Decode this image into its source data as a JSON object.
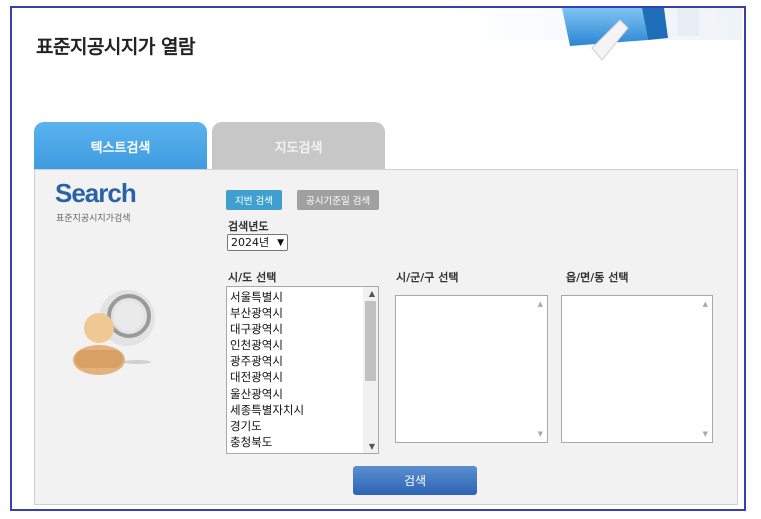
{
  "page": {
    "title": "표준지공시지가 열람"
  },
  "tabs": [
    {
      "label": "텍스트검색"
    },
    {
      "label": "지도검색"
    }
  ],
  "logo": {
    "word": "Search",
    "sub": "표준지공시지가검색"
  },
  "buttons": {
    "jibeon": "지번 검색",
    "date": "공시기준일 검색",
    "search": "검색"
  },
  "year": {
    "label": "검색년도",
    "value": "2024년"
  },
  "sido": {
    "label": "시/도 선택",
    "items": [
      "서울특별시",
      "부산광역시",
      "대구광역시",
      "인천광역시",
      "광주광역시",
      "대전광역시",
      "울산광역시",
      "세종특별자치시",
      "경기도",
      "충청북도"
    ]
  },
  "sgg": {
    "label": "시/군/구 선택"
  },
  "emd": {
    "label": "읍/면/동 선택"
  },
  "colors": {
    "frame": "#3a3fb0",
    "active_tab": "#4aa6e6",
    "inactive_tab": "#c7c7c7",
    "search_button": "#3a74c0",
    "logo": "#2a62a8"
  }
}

> STATED PROBLEM:
Return all of the entries exactly as written, but drop any pictures they hold.

> RESPONSE TO THIS EXERCISE:
Decode this image into its source data as a JSON object.
{
  "page": {
    "title": "표준지공시지가 열람"
  },
  "tabs": [
    {
      "label": "텍스트검색"
    },
    {
      "label": "지도검색"
    }
  ],
  "logo": {
    "word": "Search",
    "sub": "표준지공시지가검색"
  },
  "buttons": {
    "jibeon": "지번 검색",
    "date": "공시기준일 검색",
    "search": "검색"
  },
  "year": {
    "label": "검색년도",
    "value": "2024년"
  },
  "sido": {
    "label": "시/도 선택",
    "items": [
      "서울특별시",
      "부산광역시",
      "대구광역시",
      "인천광역시",
      "광주광역시",
      "대전광역시",
      "울산광역시",
      "세종특별자치시",
      "경기도",
      "충청북도"
    ]
  },
  "sgg": {
    "label": "시/군/구 선택"
  },
  "emd": {
    "label": "읍/면/동 선택"
  },
  "colors": {
    "frame": "#3a3fb0",
    "active_tab": "#4aa6e6",
    "inactive_tab": "#c7c7c7",
    "search_button": "#3a74c0",
    "logo": "#2a62a8"
  }
}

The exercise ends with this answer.